_Records for this task_
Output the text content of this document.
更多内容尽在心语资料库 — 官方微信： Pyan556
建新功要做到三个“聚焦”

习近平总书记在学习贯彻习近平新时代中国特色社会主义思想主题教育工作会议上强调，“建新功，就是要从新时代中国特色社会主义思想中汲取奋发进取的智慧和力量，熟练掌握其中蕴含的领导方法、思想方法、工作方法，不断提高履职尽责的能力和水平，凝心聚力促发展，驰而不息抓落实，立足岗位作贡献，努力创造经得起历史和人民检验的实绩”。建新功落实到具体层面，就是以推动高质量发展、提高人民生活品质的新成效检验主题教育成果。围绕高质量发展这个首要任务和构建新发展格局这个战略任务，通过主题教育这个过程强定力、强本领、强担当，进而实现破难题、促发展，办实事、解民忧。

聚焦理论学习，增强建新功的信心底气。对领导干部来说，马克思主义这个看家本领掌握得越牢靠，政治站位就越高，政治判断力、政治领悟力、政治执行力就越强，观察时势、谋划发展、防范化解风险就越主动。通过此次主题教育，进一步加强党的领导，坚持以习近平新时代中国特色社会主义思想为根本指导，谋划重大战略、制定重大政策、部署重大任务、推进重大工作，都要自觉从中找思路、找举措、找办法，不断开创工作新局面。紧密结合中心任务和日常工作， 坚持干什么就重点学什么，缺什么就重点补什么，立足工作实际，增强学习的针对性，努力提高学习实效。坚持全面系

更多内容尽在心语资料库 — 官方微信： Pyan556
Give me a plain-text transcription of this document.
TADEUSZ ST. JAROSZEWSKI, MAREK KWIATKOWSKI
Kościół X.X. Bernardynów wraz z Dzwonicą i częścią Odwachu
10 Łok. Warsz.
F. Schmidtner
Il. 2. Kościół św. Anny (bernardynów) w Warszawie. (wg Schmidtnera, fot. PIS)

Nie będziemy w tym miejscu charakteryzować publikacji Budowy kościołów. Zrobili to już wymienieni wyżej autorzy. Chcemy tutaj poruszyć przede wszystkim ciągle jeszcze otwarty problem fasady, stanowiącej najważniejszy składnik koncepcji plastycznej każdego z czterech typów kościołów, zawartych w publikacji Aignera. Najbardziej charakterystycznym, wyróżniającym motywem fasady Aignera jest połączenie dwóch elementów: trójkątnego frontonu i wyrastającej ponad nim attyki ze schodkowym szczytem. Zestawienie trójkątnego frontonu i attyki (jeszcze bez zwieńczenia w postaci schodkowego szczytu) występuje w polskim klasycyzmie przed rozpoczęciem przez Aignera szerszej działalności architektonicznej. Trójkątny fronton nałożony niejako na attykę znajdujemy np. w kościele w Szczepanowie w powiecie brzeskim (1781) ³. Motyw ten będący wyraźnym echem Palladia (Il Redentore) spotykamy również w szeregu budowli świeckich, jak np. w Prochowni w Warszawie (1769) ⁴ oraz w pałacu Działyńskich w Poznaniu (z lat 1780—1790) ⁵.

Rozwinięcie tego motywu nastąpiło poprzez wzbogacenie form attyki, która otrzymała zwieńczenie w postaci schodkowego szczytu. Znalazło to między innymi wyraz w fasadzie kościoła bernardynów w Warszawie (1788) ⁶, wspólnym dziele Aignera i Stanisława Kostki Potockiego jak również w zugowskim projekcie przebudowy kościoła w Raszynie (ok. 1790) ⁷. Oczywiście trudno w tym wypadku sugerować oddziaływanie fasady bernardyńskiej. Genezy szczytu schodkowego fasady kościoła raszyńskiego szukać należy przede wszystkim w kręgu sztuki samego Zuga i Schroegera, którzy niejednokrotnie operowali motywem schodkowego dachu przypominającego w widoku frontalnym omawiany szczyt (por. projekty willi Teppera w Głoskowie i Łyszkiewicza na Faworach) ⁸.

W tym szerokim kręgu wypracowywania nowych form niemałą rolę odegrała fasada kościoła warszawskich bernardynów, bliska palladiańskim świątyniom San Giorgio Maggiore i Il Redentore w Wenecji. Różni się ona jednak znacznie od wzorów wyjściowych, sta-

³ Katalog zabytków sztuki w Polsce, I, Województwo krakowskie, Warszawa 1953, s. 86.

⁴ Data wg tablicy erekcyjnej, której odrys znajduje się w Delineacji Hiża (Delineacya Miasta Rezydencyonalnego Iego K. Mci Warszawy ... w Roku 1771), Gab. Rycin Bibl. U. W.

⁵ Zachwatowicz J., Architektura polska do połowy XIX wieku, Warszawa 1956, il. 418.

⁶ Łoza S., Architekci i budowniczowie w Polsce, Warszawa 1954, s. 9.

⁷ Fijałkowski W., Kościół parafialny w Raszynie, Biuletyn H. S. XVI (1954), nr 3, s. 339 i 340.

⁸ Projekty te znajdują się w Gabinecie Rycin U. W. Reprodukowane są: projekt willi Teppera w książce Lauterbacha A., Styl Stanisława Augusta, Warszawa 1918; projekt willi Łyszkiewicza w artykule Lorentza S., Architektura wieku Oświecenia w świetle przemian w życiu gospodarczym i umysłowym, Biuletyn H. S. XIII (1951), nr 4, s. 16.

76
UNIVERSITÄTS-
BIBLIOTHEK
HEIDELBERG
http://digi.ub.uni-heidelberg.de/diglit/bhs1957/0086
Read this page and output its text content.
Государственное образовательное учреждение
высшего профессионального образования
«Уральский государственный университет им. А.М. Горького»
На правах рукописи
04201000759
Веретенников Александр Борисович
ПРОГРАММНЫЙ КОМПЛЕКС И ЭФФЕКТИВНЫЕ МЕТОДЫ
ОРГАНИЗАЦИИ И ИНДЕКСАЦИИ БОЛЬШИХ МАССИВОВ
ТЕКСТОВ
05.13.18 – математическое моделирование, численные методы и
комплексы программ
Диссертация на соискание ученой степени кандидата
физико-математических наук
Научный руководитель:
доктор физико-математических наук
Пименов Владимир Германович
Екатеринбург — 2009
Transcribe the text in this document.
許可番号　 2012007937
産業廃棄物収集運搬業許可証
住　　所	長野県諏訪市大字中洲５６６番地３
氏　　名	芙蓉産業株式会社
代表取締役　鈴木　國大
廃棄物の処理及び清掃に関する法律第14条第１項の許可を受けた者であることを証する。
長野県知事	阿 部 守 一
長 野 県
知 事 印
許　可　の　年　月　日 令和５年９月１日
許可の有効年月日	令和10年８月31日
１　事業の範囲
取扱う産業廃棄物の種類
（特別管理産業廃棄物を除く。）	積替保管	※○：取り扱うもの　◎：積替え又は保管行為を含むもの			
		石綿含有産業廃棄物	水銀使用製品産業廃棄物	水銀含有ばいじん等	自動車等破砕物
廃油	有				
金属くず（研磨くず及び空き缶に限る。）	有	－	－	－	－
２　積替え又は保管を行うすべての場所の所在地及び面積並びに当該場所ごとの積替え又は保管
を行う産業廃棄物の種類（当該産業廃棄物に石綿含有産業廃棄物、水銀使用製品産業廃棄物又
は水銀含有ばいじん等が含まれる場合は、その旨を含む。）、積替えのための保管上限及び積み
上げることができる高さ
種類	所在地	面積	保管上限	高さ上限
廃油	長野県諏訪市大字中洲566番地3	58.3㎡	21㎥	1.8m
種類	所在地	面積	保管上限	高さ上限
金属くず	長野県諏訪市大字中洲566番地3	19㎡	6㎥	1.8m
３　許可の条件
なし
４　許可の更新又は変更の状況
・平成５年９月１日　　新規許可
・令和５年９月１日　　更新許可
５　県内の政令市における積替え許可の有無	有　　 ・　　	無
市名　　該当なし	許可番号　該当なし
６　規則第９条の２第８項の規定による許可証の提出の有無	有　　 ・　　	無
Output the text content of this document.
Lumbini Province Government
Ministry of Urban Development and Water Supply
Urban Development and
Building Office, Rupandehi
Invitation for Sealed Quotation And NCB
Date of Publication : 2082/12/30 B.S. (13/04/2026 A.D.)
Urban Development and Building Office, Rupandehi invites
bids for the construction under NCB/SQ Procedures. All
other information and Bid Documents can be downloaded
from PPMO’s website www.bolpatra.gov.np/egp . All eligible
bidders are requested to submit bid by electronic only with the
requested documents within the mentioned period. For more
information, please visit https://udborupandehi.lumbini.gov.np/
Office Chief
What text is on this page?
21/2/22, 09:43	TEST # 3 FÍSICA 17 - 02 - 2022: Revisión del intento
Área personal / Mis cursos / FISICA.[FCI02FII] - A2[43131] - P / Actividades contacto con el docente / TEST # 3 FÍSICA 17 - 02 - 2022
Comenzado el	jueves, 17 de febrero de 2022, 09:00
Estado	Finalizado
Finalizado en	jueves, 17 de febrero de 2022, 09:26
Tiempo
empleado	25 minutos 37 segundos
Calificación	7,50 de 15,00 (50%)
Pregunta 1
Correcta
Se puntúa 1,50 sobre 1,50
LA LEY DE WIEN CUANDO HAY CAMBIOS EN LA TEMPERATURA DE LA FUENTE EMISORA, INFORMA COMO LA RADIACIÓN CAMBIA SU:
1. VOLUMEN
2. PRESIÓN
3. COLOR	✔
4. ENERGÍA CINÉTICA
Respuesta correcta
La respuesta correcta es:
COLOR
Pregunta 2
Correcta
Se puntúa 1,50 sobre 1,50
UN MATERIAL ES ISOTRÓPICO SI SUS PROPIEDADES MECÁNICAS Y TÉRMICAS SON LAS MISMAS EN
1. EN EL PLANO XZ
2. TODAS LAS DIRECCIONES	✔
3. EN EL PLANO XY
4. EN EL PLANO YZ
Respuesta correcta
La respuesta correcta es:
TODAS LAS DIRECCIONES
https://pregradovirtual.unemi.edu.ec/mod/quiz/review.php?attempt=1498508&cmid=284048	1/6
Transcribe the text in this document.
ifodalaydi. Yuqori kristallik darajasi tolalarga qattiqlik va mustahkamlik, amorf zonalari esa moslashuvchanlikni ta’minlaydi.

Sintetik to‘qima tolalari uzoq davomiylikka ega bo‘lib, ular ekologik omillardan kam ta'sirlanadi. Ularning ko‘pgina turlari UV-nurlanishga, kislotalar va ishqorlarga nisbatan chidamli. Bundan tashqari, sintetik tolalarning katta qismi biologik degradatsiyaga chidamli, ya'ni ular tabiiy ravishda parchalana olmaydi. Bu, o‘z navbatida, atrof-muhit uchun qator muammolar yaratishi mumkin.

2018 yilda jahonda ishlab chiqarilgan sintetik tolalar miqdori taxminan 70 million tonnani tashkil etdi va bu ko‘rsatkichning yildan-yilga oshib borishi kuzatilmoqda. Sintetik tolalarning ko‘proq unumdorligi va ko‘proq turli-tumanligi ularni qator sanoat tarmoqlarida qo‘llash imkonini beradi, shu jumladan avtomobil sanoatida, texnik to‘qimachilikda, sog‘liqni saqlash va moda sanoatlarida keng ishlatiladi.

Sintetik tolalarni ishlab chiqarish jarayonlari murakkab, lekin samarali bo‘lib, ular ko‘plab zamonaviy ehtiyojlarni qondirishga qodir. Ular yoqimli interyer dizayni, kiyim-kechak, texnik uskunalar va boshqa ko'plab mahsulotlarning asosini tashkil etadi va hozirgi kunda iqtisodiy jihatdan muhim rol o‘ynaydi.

_Exercise objective_
Read through the data and copy every line where "Raszynie" shows up.

_Answer to the problem_
Rozwinięcie tego motywu nastąpiło poprzez wzbogacenie form attyki, która otrzymała zwieńczenie w postaci schodkowego szczytu. Znalazło to między innymi wyraz w fasadzie kościoła bernardynów w Warszawie (1788) ⁶, wspólnym dziele Aignera i Stanisława Kostki Potockiego jak również w zugowskim projekcie przebudowy kościoła w Raszynie (ok. 1790) ⁷. Oczywiście trudno w tym wypadku sugerować oddziaływanie fasady bernardyńskiej. Genezy szczytu schodkowego fasady kościoła raszyńskiego szukać należy przede wszystkim w kręgu sztuki samego Zuga i Schroegera, którzy niejednokrotnie operowali motywem schodkowego dachu przypominającego w widoku frontalnym omawiany szczyt (por. projekty willi Teppera w Głoskowie i Łyszkiewicza na Faworach) ⁸.
⁷ Fijałkowski W., Kościół parafialny w Raszynie, Biuletyn H. S. XVI (1954), nr 3, s. 339 i 340.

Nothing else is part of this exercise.